### Secção de texto
Opinião

Carta aberta ao passado

Olá, avó.

Aposto que tinha saudades de saudações minhas. Também tinha saudades de as fazer. Espero que esteja bem porque eu também estou – demorei, mas estou.

Passei pela sua casa há uns meses e ela já não lhe pertence, sabe? O proprietário já é outro, mas a casa será sempre sua. Pareceu diferente – para pior – e o próprio prédio também. Sei que se visse nos íamos juntar a falar “menos bem” dos novos ocupantes. Não que seja de intrigas ou que me tenham feito alguma coisa, mas é difícil ver aquela casa com alguém que não a avó. Portanto, é sua e não falemos mais nisso. A planta enorme que tinha à porta também já não lá está. Trouxemo-la cá para casa e está enorme – a mãe tem jeito para cuidar dela, já eu até cactos deixo morrer.

Lembro-me dos nossos verões, avó, de outras épocas também e de uns serões aqui e ali, e sei que se lembra também. Das milhares de idas ao café depois de almoço e ao jardim nos fins de tarde, ao supermercado, à casa do lado e à casa do outro lado do rio, lá bem longe, visitar uma das suas irmãs. Não me deixava muito tempo sossegada e, até hoje, ouço os meus pais a dizerem que não “assento arraiais”. Porque haveria de o fazer, não é verdade?

E por falar em cafés, era maldade dizer-me para que pedisse a sua conta quando sabia perfeitamente que eu trocava os c’s pelos t’s. “Senhor, queria a tonta da minha avó”, dizia eu do alto dos meus quatro anos e era motivo de riso para si e para as suas amigas. Sinto que o fui a infância inteira, mas no bom sentido da coisa. Acho que é gozar com quem trabalha ter um nome começado com “c” quando nem os sabia dizer e ainda por cima os trocava pela letra “t”. O nome Catarina é relativamente recente. Quando era mais miúda chamava-me Tatarina e as suas amigas ainda fazem questão de me lembrar disso. 

Lembro-me também das sestas à tarde em que acordava, por vezes, a sentir o fresco de uma ventoinha no fundo do corredor – deixou-me com uma mania desgraçada que até hoje não curei. Lembro-me ainda das ‘brigas’ por volta das 18 horas porque eu queria ver Morangos com Açúcar e a avó queria ver o Preço Certo – a avó costumava ganhar, consigo eu perdia sempre. Lembro-me da comida que comprava só porque eu ia lá. Das músicas que cantava enquanto arrumava qualquer coisa e das expressões que usava, muitas delas caricatas, por sinal. As expressões inovadoras são um marco nesta família. Até hoje não sei o que é ter ‘cara de zorra’ ou o porquê de se falar da burra da tia Leonor – refiro-me ao animal, claro, coitada da tia. Podíamos criar um dicionário só com os significados das expressões que correm nestes genes.
######
*Lista de tarefas:*
a: Imprima, da carta à avó, o trecho que vai de "Carta aberta ao" até "demorei, mas estou.", inclusive.
b: Na carta à avó, que programa de televisão queria a neta ver por volta das 18 horas?
### Dados disponíveis
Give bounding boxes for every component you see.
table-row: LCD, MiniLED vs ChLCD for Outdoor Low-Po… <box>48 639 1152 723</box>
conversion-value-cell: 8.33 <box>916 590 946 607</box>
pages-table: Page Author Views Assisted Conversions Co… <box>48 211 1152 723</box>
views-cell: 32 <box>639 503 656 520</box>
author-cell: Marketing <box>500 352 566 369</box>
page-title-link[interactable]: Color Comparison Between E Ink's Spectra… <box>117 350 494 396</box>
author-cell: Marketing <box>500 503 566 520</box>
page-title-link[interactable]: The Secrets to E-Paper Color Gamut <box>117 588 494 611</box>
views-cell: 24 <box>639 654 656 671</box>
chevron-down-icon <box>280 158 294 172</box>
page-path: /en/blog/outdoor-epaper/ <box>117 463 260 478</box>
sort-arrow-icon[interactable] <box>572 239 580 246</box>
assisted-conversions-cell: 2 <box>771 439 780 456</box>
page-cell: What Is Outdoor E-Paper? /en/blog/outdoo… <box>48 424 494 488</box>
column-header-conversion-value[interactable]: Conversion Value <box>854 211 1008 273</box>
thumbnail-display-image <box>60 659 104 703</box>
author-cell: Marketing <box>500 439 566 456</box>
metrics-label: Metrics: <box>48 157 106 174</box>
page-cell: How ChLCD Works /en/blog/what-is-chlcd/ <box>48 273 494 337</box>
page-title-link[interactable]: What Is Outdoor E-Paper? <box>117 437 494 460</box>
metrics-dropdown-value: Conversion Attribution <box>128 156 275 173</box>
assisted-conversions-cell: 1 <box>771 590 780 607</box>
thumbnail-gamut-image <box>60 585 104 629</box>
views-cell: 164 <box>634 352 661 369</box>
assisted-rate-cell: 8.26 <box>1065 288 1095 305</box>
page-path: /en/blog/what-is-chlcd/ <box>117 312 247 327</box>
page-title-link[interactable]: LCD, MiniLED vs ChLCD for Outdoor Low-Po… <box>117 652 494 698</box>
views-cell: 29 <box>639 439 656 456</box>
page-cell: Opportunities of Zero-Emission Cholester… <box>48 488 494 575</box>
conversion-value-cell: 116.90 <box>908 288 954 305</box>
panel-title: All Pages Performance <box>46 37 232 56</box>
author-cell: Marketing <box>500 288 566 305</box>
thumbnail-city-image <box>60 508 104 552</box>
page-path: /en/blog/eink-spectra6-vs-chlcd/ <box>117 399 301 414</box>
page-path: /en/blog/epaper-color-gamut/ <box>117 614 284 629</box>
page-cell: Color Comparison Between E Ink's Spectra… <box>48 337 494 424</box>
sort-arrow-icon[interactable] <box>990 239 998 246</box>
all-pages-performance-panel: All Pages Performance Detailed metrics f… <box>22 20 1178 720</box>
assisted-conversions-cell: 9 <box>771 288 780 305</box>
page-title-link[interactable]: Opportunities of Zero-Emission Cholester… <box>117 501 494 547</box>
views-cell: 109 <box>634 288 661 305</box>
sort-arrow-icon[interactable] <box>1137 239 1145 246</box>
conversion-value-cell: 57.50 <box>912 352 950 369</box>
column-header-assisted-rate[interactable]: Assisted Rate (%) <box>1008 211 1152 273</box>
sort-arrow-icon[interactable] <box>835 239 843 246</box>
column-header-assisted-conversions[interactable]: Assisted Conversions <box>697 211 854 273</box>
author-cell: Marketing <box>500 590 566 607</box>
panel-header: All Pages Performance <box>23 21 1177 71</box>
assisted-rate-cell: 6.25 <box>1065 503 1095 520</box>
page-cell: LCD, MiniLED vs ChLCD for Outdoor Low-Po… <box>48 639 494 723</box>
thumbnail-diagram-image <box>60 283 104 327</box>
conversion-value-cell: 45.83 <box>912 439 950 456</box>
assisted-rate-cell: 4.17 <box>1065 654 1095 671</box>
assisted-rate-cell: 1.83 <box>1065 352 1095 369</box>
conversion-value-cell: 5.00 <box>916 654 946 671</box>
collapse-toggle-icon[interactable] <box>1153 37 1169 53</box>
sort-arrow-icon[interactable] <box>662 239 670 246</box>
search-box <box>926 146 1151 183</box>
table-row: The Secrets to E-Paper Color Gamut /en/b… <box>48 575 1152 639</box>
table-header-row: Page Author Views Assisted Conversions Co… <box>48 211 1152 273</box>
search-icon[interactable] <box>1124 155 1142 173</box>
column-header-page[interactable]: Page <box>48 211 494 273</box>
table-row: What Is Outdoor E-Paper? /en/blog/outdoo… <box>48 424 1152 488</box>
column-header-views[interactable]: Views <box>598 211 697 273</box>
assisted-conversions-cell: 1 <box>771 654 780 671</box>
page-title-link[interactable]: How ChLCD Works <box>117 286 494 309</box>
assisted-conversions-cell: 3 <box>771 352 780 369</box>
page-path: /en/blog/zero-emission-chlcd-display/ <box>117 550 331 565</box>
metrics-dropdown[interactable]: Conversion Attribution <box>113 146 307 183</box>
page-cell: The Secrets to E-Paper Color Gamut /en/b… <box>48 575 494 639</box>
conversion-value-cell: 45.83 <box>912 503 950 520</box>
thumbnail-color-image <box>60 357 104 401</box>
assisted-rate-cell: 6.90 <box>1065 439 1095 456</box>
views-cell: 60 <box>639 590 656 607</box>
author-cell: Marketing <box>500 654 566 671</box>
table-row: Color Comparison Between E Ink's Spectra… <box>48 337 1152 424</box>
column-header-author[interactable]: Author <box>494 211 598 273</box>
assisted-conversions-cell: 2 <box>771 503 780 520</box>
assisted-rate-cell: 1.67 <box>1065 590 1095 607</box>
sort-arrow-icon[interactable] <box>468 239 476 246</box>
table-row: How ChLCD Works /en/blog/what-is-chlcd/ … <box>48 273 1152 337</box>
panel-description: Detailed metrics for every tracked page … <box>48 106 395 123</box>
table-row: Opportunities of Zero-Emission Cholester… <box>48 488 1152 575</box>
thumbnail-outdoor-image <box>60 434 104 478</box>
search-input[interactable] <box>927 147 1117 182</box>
######
*Respostas às tarefas:*
a:
Carta aberta ao passado

Olá, avó.

Aposto que tinha saudades de saudações minhas. Também tinha saudades de as fazer. Espero que esteja bem porque eu também estou – demorei, mas estou.

b: Morangos com Açúcar.